■ GOAL:
Leave out any pictures and transcribe all other data below exactly.

[Records]
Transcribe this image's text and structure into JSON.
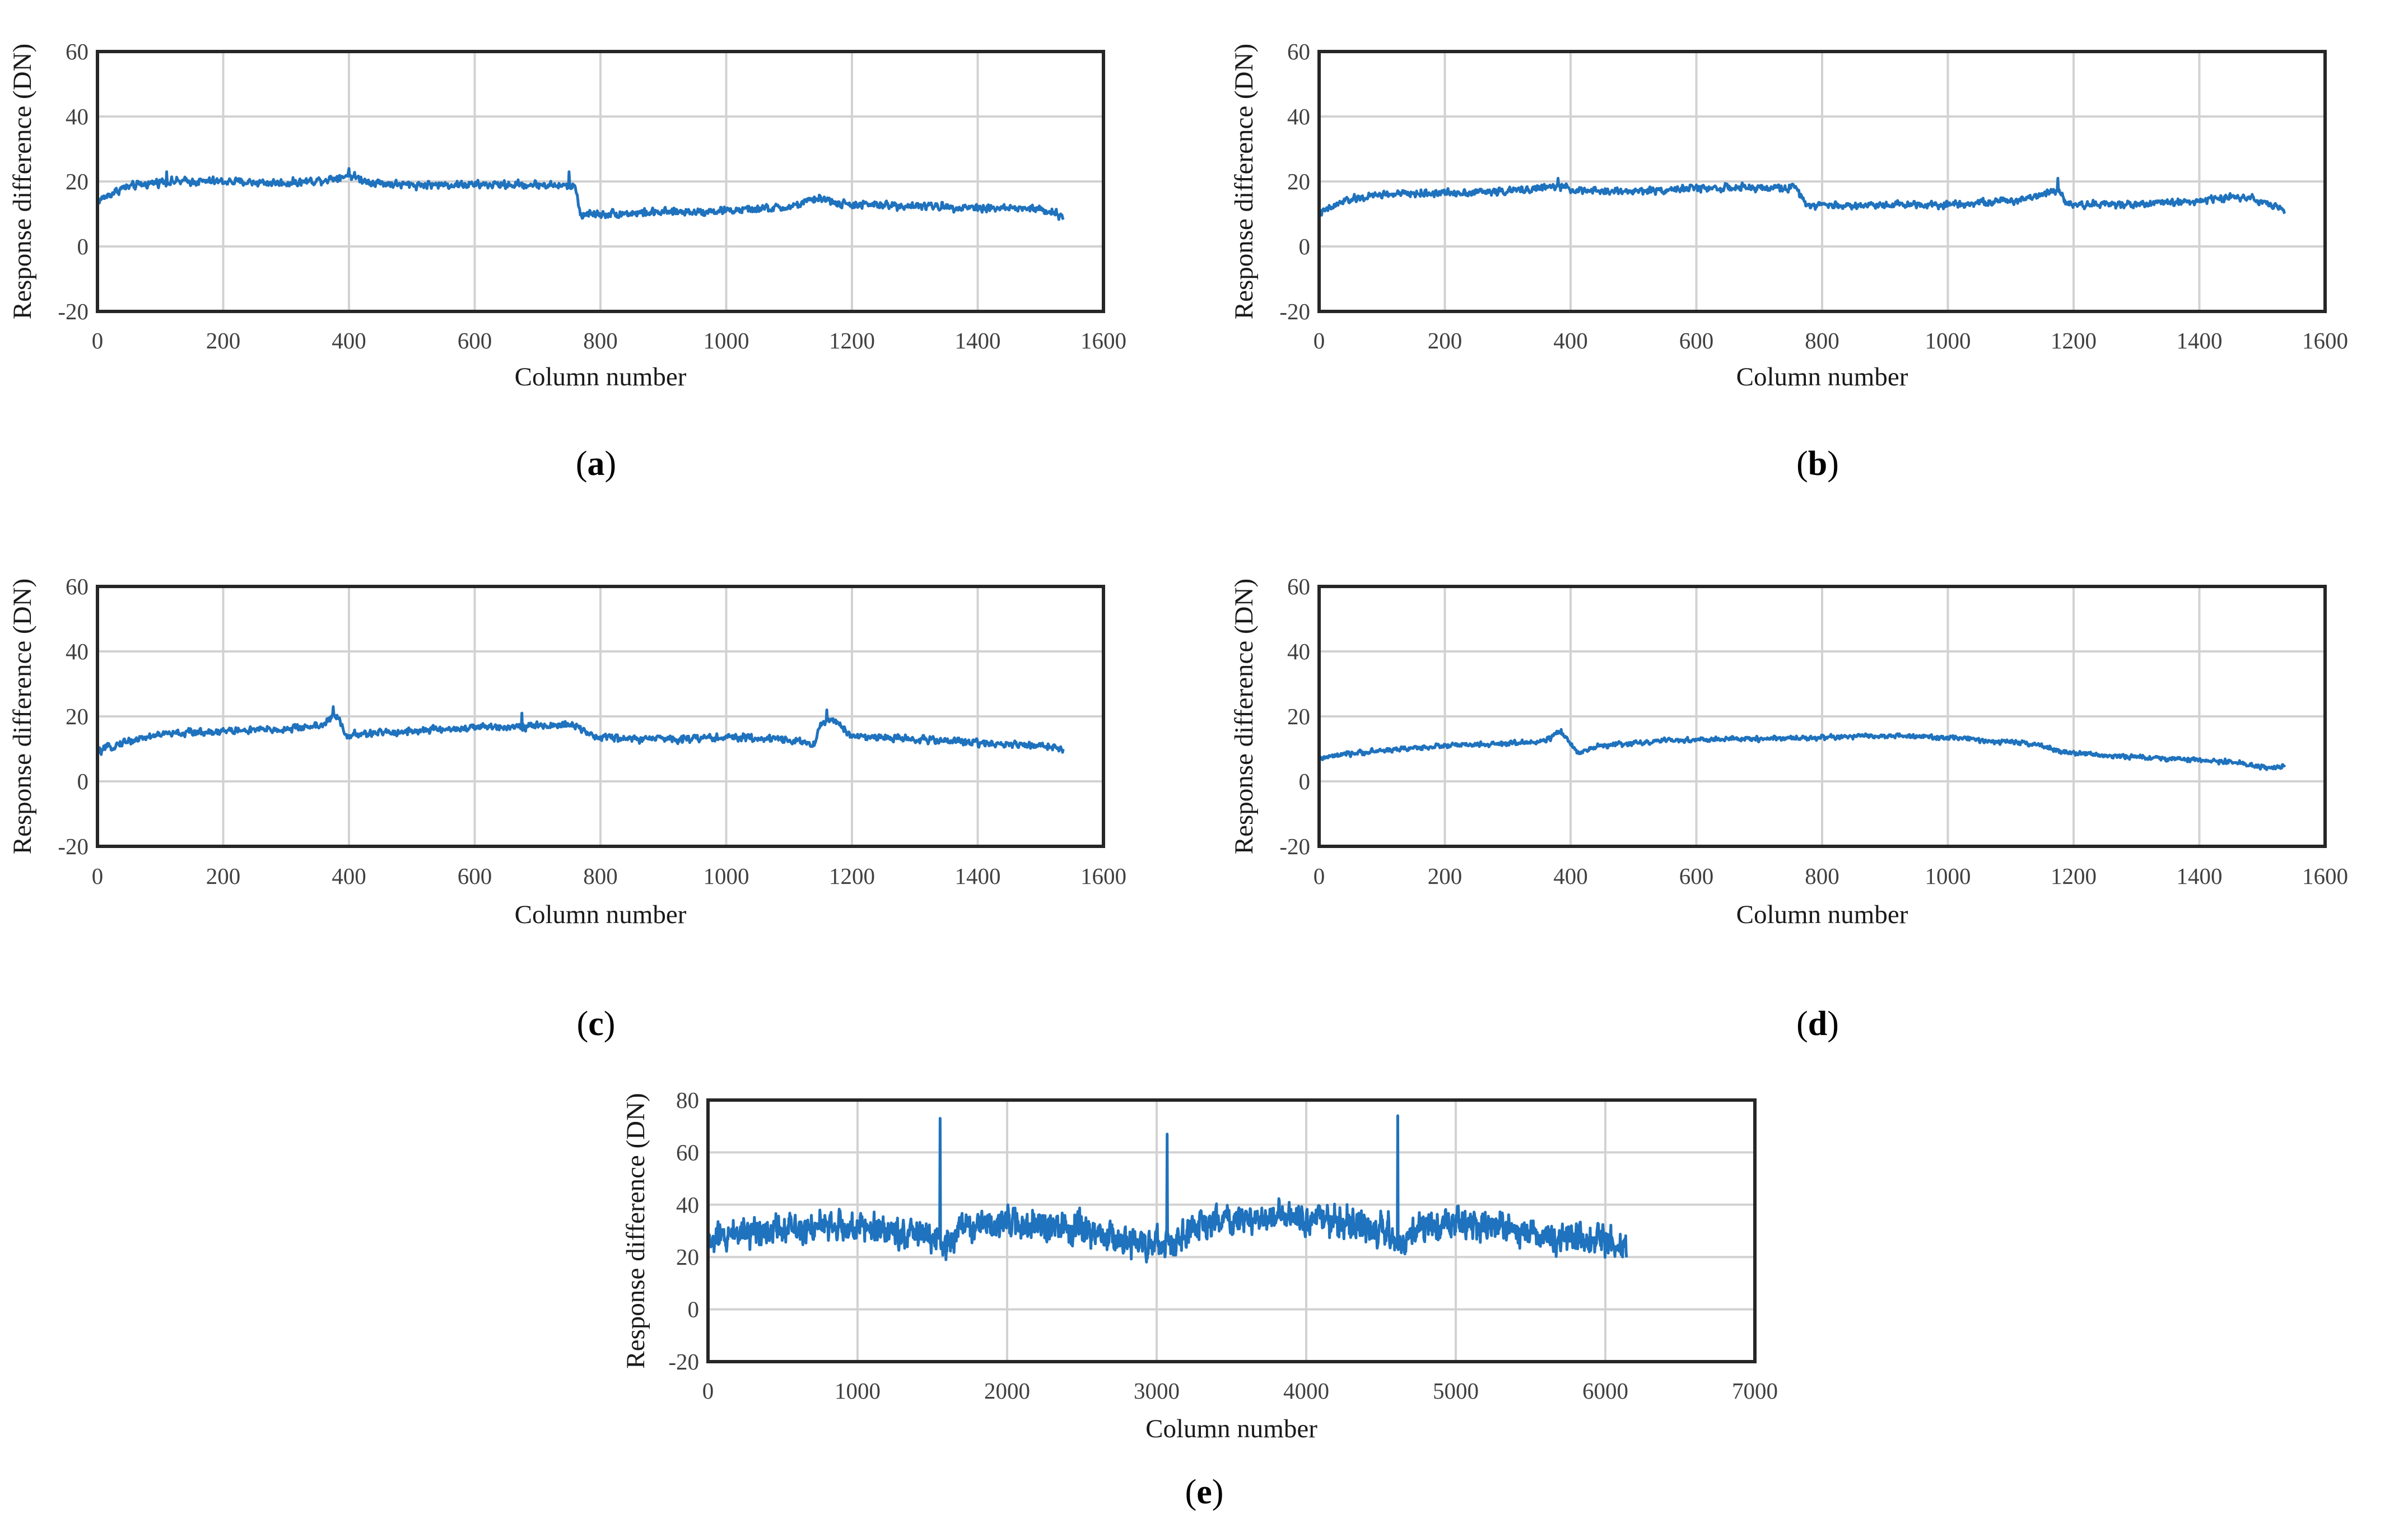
{
  "figure": "Response difference vs column number, five panels",
  "chart_data": [
    {
      "panel": "a",
      "type": "line",
      "caption_open": "(",
      "caption_letter": "a",
      "caption_close": ")",
      "xlabel": "Column number",
      "ylabel": "Response difference (DN)",
      "xlim": [
        0,
        1600
      ],
      "ylim": [
        -20,
        60
      ],
      "xticks": [
        0,
        200,
        400,
        600,
        800,
        1000,
        1200,
        1400,
        1600
      ],
      "yticks": [
        -20,
        0,
        20,
        40,
        60
      ],
      "grid": true,
      "x_range": [
        1,
        1536
      ],
      "noise_amplitude": 2.6,
      "profile": [
        [
          0,
          14
        ],
        [
          40,
          18
        ],
        [
          100,
          20
        ],
        [
          200,
          20
        ],
        [
          300,
          19.5
        ],
        [
          360,
          20.5
        ],
        [
          400,
          22
        ],
        [
          430,
          20
        ],
        [
          480,
          19
        ],
        [
          600,
          19
        ],
        [
          700,
          19
        ],
        [
          760,
          18.5
        ],
        [
          768,
          10
        ],
        [
          800,
          10
        ],
        [
          900,
          10.5
        ],
        [
          1000,
          11
        ],
        [
          1100,
          12
        ],
        [
          1150,
          15
        ],
        [
          1180,
          13
        ],
        [
          1300,
          12.5
        ],
        [
          1400,
          12
        ],
        [
          1500,
          11.5
        ],
        [
          1536,
          9
        ]
      ],
      "spikes": [
        [
          110,
          23
        ],
        [
          400,
          24
        ],
        [
          750,
          23
        ]
      ]
    },
    {
      "panel": "b",
      "type": "line",
      "caption_open": "(",
      "caption_letter": "b",
      "caption_close": ")",
      "xlabel": "Column number",
      "ylabel": "Response difference (DN)",
      "xlim": [
        0,
        1600
      ],
      "ylim": [
        -20,
        60
      ],
      "xticks": [
        0,
        200,
        400,
        600,
        800,
        1000,
        1200,
        1400,
        1600
      ],
      "yticks": [
        -20,
        0,
        20,
        40,
        60
      ],
      "grid": true,
      "x_range": [
        1,
        1536
      ],
      "noise_amplitude": 2.4,
      "profile": [
        [
          0,
          10
        ],
        [
          40,
          14
        ],
        [
          100,
          16
        ],
        [
          200,
          16.5
        ],
        [
          300,
          17
        ],
        [
          380,
          18.5
        ],
        [
          420,
          17
        ],
        [
          500,
          17
        ],
        [
          600,
          18
        ],
        [
          700,
          18
        ],
        [
          760,
          18
        ],
        [
          775,
          13
        ],
        [
          850,
          12.5
        ],
        [
          900,
          13
        ],
        [
          1000,
          13
        ],
        [
          1100,
          14
        ],
        [
          1150,
          16
        ],
        [
          1175,
          18
        ],
        [
          1190,
          13
        ],
        [
          1300,
          13
        ],
        [
          1400,
          14
        ],
        [
          1470,
          15.5
        ],
        [
          1500,
          14
        ],
        [
          1536,
          11
        ]
      ],
      "spikes": [
        [
          380,
          21
        ],
        [
          1175,
          21
        ]
      ]
    },
    {
      "panel": "c",
      "type": "line",
      "caption_open": "(",
      "caption_letter": "c",
      "caption_close": ")",
      "xlabel": "Column number",
      "ylabel": "Response difference (DN)",
      "xlim": [
        0,
        1600
      ],
      "ylim": [
        -20,
        60
      ],
      "xticks": [
        0,
        200,
        400,
        600,
        800,
        1000,
        1200,
        1400,
        1600
      ],
      "yticks": [
        -20,
        0,
        20,
        40,
        60
      ],
      "grid": true,
      "x_range": [
        1,
        1536
      ],
      "noise_amplitude": 2.4,
      "profile": [
        [
          0,
          9
        ],
        [
          40,
          12
        ],
        [
          100,
          14.5
        ],
        [
          200,
          15.5
        ],
        [
          300,
          16
        ],
        [
          360,
          17.5
        ],
        [
          375,
          20
        ],
        [
          385,
          19
        ],
        [
          395,
          14
        ],
        [
          450,
          15
        ],
        [
          550,
          16
        ],
        [
          650,
          17
        ],
        [
          700,
          17
        ],
        [
          760,
          17.5
        ],
        [
          780,
          14
        ],
        [
          850,
          13
        ],
        [
          1000,
          13.5
        ],
        [
          1100,
          13
        ],
        [
          1140,
          11
        ],
        [
          1150,
          18
        ],
        [
          1170,
          19
        ],
        [
          1200,
          14
        ],
        [
          1300,
          13
        ],
        [
          1400,
          12
        ],
        [
          1500,
          11
        ],
        [
          1536,
          10
        ]
      ],
      "spikes": [
        [
          375,
          23
        ],
        [
          675,
          21
        ],
        [
          1160,
          22
        ]
      ]
    },
    {
      "panel": "d",
      "type": "line",
      "caption_open": "(",
      "caption_letter": "d",
      "caption_close": ")",
      "xlabel": "Column number",
      "ylabel": "Response difference (DN)",
      "xlim": [
        0,
        1600
      ],
      "ylim": [
        -20,
        60
      ],
      "xticks": [
        0,
        200,
        400,
        600,
        800,
        1000,
        1200,
        1400,
        1600
      ],
      "yticks": [
        -20,
        0,
        20,
        40,
        60
      ],
      "grid": true,
      "x_range": [
        1,
        1536
      ],
      "noise_amplitude": 1.6,
      "profile": [
        [
          0,
          7
        ],
        [
          50,
          8.5
        ],
        [
          100,
          9.5
        ],
        [
          200,
          11
        ],
        [
          300,
          11.5
        ],
        [
          360,
          12.5
        ],
        [
          380,
          15
        ],
        [
          390,
          14
        ],
        [
          410,
          9
        ],
        [
          450,
          11
        ],
        [
          550,
          12.5
        ],
        [
          650,
          13
        ],
        [
          800,
          13.5
        ],
        [
          900,
          14
        ],
        [
          1000,
          13.5
        ],
        [
          1100,
          12
        ],
        [
          1150,
          11
        ],
        [
          1180,
          9
        ],
        [
          1250,
          8
        ],
        [
          1350,
          7
        ],
        [
          1450,
          6
        ],
        [
          1520,
          4
        ],
        [
          1536,
          5
        ]
      ],
      "spikes": [
        [
          385,
          16
        ]
      ]
    },
    {
      "panel": "e",
      "type": "line",
      "caption_open": "(",
      "caption_letter": "e",
      "caption_close": ")",
      "xlabel": "Column number",
      "ylabel": "Response difference (DN)",
      "xlim": [
        0,
        7000
      ],
      "ylim": [
        -20,
        80
      ],
      "xticks": [
        0,
        1000,
        2000,
        3000,
        4000,
        5000,
        6000,
        7000
      ],
      "yticks": [
        -20,
        0,
        20,
        40,
        60,
        80
      ],
      "grid": true,
      "x_range": [
        1,
        6144
      ],
      "noise_amplitude": 12,
      "profile": [
        [
          0,
          25
        ],
        [
          200,
          30
        ],
        [
          600,
          32
        ],
        [
          1000,
          31
        ],
        [
          1400,
          29
        ],
        [
          1530,
          27
        ],
        [
          1560,
          22
        ],
        [
          1700,
          32
        ],
        [
          2000,
          33
        ],
        [
          2400,
          31
        ],
        [
          2800,
          26
        ],
        [
          3000,
          24
        ],
        [
          3100,
          25
        ],
        [
          3300,
          33
        ],
        [
          3600,
          35
        ],
        [
          4000,
          35
        ],
        [
          4300,
          33
        ],
        [
          4550,
          29
        ],
        [
          4620,
          22
        ],
        [
          4700,
          30
        ],
        [
          5000,
          33
        ],
        [
          5300,
          32
        ],
        [
          5500,
          29
        ],
        [
          6000,
          27
        ],
        [
          6144,
          23
        ]
      ],
      "spikes": [
        [
          1550,
          73
        ],
        [
          3070,
          67
        ],
        [
          4610,
          74
        ]
      ]
    }
  ]
}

■ FINAL ANSWER:
Transcribe this image's text and structure into JSON.
{
  "figure": "Response difference vs column number, five panels",
  "chart_data": [
    {
      "panel": "a",
      "type": "line",
      "caption_open": "(",
      "caption_letter": "a",
      "caption_close": ")",
      "xlabel": "Column number",
      "ylabel": "Response difference (DN)",
      "xlim": [
        0,
        1600
      ],
      "ylim": [
        -20,
        60
      ],
      "xticks": [
        0,
        200,
        400,
        600,
        800,
        1000,
        1200,
        1400,
        1600
      ],
      "yticks": [
        -20,
        0,
        20,
        40,
        60
      ],
      "grid": true,
      "x_range": [
        1,
        1536
      ],
      "noise_amplitude": 2.6,
      "profile": [
        [
          0,
          14
        ],
        [
          40,
          18
        ],
        [
          100,
          20
        ],
        [
          200,
          20
        ],
        [
          300,
          19.5
        ],
        [
          360,
          20.5
        ],
        [
          400,
          22
        ],
        [
          430,
          20
        ],
        [
          480,
          19
        ],
        [
          600,
          19
        ],
        [
          700,
          19
        ],
        [
          760,
          18.5
        ],
        [
          768,
          10
        ],
        [
          800,
          10
        ],
        [
          900,
          10.5
        ],
        [
          1000,
          11
        ],
        [
          1100,
          12
        ],
        [
          1150,
          15
        ],
        [
          1180,
          13
        ],
        [
          1300,
          12.5
        ],
        [
          1400,
          12
        ],
        [
          1500,
          11.5
        ],
        [
          1536,
          9
        ]
      ],
      "spikes": [
        [
          110,
          23
        ],
        [
          400,
          24
        ],
        [
          750,
          23
        ]
      ]
    },
    {
      "panel": "b",
      "type": "line",
      "caption_open": "(",
      "caption_letter": "b",
      "caption_close": ")",
      "xlabel": "Column number",
      "ylabel": "Response difference (DN)",
      "xlim": [
        0,
        1600
      ],
      "ylim": [
        -20,
        60
      ],
      "xticks": [
        0,
        200,
        400,
        600,
        800,
        1000,
        1200,
        1400,
        1600
      ],
      "yticks": [
        -20,
        0,
        20,
        40,
        60
      ],
      "grid": true,
      "x_range": [
        1,
        1536
      ],
      "noise_amplitude": 2.4,
      "profile": [
        [
          0,
          10
        ],
        [
          40,
          14
        ],
        [
          100,
          16
        ],
        [
          200,
          16.5
        ],
        [
          300,
          17
        ],
        [
          380,
          18.5
        ],
        [
          420,
          17
        ],
        [
          500,
          17
        ],
        [
          600,
          18
        ],
        [
          700,
          18
        ],
        [
          760,
          18
        ],
        [
          775,
          13
        ],
        [
          850,
          12.5
        ],
        [
          900,
          13
        ],
        [
          1000,
          13
        ],
        [
          1100,
          14
        ],
        [
          1150,
          16
        ],
        [
          1175,
          18
        ],
        [
          1190,
          13
        ],
        [
          1300,
          13
        ],
        [
          1400,
          14
        ],
        [
          1470,
          15.5
        ],
        [
          1500,
          14
        ],
        [
          1536,
          11
        ]
      ],
      "spikes": [
        [
          380,
          21
        ],
        [
          1175,
          21
        ]
      ]
    },
    {
      "panel": "c",
      "type": "line",
      "caption_open": "(",
      "caption_letter": "c",
      "caption_close": ")",
      "xlabel": "Column number",
      "ylabel": "Response difference (DN)",
      "xlim": [
        0,
        1600
      ],
      "ylim": [
        -20,
        60
      ],
      "xticks": [
        0,
        200,
        400,
        600,
        800,
        1000,
        1200,
        1400,
        1600
      ],
      "yticks": [
        -20,
        0,
        20,
        40,
        60
      ],
      "grid": true,
      "x_range": [
        1,
        1536
      ],
      "noise_amplitude": 2.4,
      "profile": [
        [
          0,
          9
        ],
        [
          40,
          12
        ],
        [
          100,
          14.5
        ],
        [
          200,
          15.5
        ],
        [
          300,
          16
        ],
        [
          360,
          17.5
        ],
        [
          375,
          20
        ],
        [
          385,
          19
        ],
        [
          395,
          14
        ],
        [
          450,
          15
        ],
        [
          550,
          16
        ],
        [
          650,
          17
        ],
        [
          700,
          17
        ],
        [
          760,
          17.5
        ],
        [
          780,
          14
        ],
        [
          850,
          13
        ],
        [
          1000,
          13.5
        ],
        [
          1100,
          13
        ],
        [
          1140,
          11
        ],
        [
          1150,
          18
        ],
        [
          1170,
          19
        ],
        [
          1200,
          14
        ],
        [
          1300,
          13
        ],
        [
          1400,
          12
        ],
        [
          1500,
          11
        ],
        [
          1536,
          10
        ]
      ],
      "spikes": [
        [
          375,
          23
        ],
        [
          675,
          21
        ],
        [
          1160,
          22
        ]
      ]
    },
    {
      "panel": "d",
      "type": "line",
      "caption_open": "(",
      "caption_letter": "d",
      "caption_close": ")",
      "xlabel": "Column number",
      "ylabel": "Response difference (DN)",
      "xlim": [
        0,
        1600
      ],
      "ylim": [
        -20,
        60
      ],
      "xticks": [
        0,
        200,
        400,
        600,
        800,
        1000,
        1200,
        1400,
        1600
      ],
      "yticks": [
        -20,
        0,
        20,
        40,
        60
      ],
      "grid": true,
      "x_range": [
        1,
        1536
      ],
      "noise_amplitude": 1.6,
      "profile": [
        [
          0,
          7
        ],
        [
          50,
          8.5
        ],
        [
          100,
          9.5
        ],
        [
          200,
          11
        ],
        [
          300,
          11.5
        ],
        [
          360,
          12.5
        ],
        [
          380,
          15
        ],
        [
          390,
          14
        ],
        [
          410,
          9
        ],
        [
          450,
          11
        ],
        [
          550,
          12.5
        ],
        [
          650,
          13
        ],
        [
          800,
          13.5
        ],
        [
          900,
          14
        ],
        [
          1000,
          13.5
        ],
        [
          1100,
          12
        ],
        [
          1150,
          11
        ],
        [
          1180,
          9
        ],
        [
          1250,
          8
        ],
        [
          1350,
          7
        ],
        [
          1450,
          6
        ],
        [
          1520,
          4
        ],
        [
          1536,
          5
        ]
      ],
      "spikes": [
        [
          385,
          16
        ]
      ]
    },
    {
      "panel": "e",
      "type": "line",
      "caption_open": "(",
      "caption_letter": "e",
      "caption_close": ")",
      "xlabel": "Column number",
      "ylabel": "Response difference (DN)",
      "xlim": [
        0,
        7000
      ],
      "ylim": [
        -20,
        80
      ],
      "xticks": [
        0,
        1000,
        2000,
        3000,
        4000,
        5000,
        6000,
        7000
      ],
      "yticks": [
        -20,
        0,
        20,
        40,
        60,
        80
      ],
      "grid": true,
      "x_range": [
        1,
        6144
      ],
      "noise_amplitude": 12,
      "profile": [
        [
          0,
          25
        ],
        [
          200,
          30
        ],
        [
          600,
          32
        ],
        [
          1000,
          31
        ],
        [
          1400,
          29
        ],
        [
          1530,
          27
        ],
        [
          1560,
          22
        ],
        [
          1700,
          32
        ],
        [
          2000,
          33
        ],
        [
          2400,
          31
        ],
        [
          2800,
          26
        ],
        [
          3000,
          24
        ],
        [
          3100,
          25
        ],
        [
          3300,
          33
        ],
        [
          3600,
          35
        ],
        [
          4000,
          35
        ],
        [
          4300,
          33
        ],
        [
          4550,
          29
        ],
        [
          4620,
          22
        ],
        [
          4700,
          30
        ],
        [
          5000,
          33
        ],
        [
          5300,
          32
        ],
        [
          5500,
          29
        ],
        [
          6000,
          27
        ],
        [
          6144,
          23
        ]
      ],
      "spikes": [
        [
          1550,
          73
        ],
        [
          3070,
          67
        ],
        [
          4610,
          74
        ]
      ]
    }
  ]
}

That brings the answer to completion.